## Material to process

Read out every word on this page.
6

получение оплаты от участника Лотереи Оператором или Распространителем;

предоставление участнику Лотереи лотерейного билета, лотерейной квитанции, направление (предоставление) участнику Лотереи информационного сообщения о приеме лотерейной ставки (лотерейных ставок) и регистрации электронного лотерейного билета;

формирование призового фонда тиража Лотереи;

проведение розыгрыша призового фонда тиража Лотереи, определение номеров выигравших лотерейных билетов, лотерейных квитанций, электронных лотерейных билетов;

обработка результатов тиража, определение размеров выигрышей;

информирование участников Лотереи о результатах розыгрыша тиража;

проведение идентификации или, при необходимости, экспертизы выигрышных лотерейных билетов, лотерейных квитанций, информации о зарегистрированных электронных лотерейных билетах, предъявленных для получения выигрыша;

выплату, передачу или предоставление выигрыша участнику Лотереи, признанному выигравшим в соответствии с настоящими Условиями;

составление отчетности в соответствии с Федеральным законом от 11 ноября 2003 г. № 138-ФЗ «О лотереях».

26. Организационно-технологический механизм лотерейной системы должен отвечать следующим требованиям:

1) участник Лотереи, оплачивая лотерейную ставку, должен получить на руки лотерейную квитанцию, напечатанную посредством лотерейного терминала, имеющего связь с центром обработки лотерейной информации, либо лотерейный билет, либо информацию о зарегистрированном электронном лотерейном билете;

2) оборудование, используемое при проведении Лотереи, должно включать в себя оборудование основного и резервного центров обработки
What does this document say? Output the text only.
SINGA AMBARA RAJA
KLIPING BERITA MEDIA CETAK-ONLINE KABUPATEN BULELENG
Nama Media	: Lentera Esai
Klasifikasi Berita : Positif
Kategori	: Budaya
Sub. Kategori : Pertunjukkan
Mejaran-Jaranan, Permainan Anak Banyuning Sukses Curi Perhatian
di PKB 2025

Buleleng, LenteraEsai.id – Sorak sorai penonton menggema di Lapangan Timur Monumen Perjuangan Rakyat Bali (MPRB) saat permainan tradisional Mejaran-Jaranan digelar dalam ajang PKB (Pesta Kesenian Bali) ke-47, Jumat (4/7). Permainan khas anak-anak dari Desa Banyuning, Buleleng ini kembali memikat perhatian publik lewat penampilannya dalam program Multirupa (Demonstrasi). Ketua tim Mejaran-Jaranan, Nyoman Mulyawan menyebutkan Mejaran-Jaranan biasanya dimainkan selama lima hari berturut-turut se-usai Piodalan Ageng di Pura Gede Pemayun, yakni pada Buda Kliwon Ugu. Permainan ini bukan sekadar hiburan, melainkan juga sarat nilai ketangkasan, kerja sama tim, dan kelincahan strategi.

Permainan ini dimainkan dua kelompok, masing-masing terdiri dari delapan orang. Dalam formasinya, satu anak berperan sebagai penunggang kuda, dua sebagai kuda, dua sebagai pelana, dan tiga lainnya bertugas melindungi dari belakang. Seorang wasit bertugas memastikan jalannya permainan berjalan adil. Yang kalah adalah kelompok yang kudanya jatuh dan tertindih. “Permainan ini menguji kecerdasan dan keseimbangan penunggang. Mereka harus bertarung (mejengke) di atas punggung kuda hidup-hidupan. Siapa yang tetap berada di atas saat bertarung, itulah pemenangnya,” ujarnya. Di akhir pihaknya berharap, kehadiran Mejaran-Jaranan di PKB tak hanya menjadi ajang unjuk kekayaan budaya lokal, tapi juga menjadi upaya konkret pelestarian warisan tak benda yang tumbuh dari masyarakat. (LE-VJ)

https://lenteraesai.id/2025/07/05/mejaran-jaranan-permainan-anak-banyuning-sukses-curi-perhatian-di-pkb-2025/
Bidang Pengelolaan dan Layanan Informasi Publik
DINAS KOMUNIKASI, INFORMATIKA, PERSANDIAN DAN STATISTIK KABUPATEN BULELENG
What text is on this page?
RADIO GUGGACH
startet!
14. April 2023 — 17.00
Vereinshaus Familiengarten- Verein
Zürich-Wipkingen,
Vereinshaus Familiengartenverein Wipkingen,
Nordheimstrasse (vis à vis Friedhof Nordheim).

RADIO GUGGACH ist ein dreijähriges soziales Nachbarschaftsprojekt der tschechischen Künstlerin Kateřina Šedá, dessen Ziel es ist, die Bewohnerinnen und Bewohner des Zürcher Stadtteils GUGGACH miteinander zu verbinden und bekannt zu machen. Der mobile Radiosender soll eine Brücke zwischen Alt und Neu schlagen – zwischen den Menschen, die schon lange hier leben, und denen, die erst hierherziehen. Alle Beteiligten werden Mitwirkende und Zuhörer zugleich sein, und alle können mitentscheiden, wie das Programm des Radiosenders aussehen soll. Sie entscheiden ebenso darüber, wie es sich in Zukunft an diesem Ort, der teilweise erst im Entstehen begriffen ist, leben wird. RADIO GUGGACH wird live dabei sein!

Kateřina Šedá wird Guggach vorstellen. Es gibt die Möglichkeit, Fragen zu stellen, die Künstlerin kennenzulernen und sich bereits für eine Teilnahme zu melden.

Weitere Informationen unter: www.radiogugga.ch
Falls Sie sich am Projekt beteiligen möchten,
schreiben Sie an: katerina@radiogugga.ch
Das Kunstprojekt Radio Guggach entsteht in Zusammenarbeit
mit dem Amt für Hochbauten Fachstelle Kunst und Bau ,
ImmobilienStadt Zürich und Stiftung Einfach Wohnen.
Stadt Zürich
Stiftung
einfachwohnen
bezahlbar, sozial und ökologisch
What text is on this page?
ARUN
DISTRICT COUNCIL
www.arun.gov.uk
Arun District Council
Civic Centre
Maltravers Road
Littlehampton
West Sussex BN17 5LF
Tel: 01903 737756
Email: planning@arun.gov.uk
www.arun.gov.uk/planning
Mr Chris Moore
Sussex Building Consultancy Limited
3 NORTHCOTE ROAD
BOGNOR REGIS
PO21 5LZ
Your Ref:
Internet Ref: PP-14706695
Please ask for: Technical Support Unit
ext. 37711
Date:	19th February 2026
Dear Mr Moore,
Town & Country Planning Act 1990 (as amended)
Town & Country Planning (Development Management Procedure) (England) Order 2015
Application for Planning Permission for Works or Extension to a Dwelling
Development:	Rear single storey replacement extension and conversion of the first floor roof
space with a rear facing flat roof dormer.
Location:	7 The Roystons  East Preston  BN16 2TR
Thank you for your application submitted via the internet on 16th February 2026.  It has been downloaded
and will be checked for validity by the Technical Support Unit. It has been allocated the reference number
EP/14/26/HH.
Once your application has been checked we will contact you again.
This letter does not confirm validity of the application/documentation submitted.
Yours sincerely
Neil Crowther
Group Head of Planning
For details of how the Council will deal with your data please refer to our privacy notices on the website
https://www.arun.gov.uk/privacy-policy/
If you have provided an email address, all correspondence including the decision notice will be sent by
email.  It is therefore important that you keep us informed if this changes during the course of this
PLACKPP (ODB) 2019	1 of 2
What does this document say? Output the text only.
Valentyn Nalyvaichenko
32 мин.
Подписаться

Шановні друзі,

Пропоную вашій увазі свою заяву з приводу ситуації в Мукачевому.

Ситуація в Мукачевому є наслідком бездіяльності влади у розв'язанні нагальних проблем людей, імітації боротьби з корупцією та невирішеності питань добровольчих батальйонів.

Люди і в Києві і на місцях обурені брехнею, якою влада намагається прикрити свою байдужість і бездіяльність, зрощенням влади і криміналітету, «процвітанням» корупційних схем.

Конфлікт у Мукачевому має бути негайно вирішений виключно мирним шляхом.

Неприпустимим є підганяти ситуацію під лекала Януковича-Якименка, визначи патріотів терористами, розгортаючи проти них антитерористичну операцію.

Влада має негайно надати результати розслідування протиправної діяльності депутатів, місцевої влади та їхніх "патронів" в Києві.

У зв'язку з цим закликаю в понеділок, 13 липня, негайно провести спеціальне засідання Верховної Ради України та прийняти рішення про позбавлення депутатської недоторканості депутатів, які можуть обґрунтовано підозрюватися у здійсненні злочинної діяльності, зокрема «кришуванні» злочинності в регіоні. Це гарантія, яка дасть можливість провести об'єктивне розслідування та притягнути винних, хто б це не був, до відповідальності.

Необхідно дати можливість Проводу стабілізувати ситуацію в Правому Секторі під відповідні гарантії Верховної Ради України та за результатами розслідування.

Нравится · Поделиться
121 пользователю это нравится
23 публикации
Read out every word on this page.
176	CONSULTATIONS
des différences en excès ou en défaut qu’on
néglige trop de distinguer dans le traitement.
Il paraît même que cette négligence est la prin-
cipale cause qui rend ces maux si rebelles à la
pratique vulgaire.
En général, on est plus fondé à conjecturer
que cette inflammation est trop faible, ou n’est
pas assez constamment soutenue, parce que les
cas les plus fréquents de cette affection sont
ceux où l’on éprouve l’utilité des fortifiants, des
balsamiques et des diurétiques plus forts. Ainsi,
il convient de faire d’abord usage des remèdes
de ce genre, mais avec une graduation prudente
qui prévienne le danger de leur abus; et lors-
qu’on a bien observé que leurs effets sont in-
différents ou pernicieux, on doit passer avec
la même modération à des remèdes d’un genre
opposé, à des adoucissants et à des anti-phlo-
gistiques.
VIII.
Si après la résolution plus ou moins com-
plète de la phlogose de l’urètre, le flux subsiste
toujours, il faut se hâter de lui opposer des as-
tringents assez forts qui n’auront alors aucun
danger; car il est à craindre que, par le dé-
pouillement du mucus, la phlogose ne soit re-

## Written task
Show every line from the entries above in which the word "призового" appears.

## Reply to the exercise
формирование призового фонда тиража Лотереи;
проведение розыгрыша призового фонда тиража Лотереи, определение номеров выигравших лотерейных билетов, лотерейных квитанций, электронных лотерейных билетов;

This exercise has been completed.